▶ [Challenge] Search the records for "time" and copy each line that holds it.

▶ [Material for the task]
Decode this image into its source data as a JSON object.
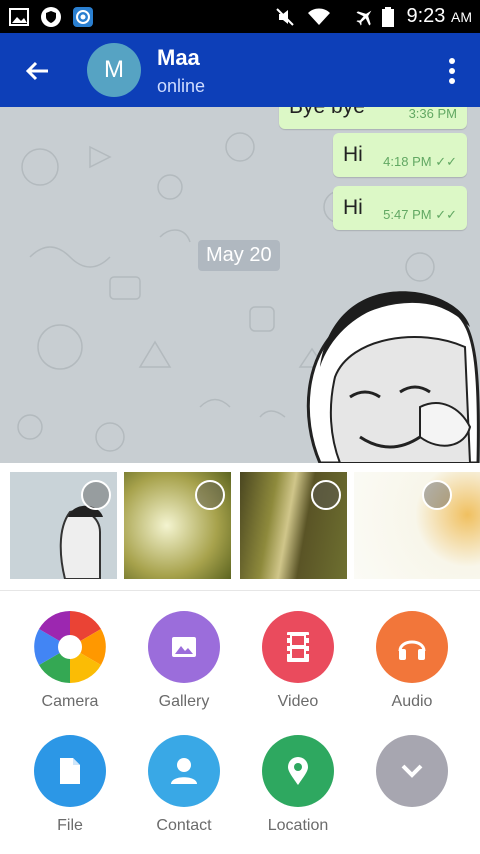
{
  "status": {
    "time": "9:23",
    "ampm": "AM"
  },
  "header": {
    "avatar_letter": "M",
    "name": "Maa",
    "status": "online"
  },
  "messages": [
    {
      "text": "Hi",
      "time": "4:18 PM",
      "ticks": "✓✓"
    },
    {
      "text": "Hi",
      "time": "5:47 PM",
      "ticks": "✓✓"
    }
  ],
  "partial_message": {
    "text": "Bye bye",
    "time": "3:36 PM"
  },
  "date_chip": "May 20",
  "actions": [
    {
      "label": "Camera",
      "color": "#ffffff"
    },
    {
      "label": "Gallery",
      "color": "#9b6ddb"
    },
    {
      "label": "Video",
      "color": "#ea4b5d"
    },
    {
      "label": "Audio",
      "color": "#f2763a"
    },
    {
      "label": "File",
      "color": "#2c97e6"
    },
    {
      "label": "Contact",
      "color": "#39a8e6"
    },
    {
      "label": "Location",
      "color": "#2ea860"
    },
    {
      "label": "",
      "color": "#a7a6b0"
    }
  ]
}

▶ [Response below]
    "time": "9:23",
      "time": "4:18 PM",
      "time": "5:47 PM",
    "time": "3:36 PM"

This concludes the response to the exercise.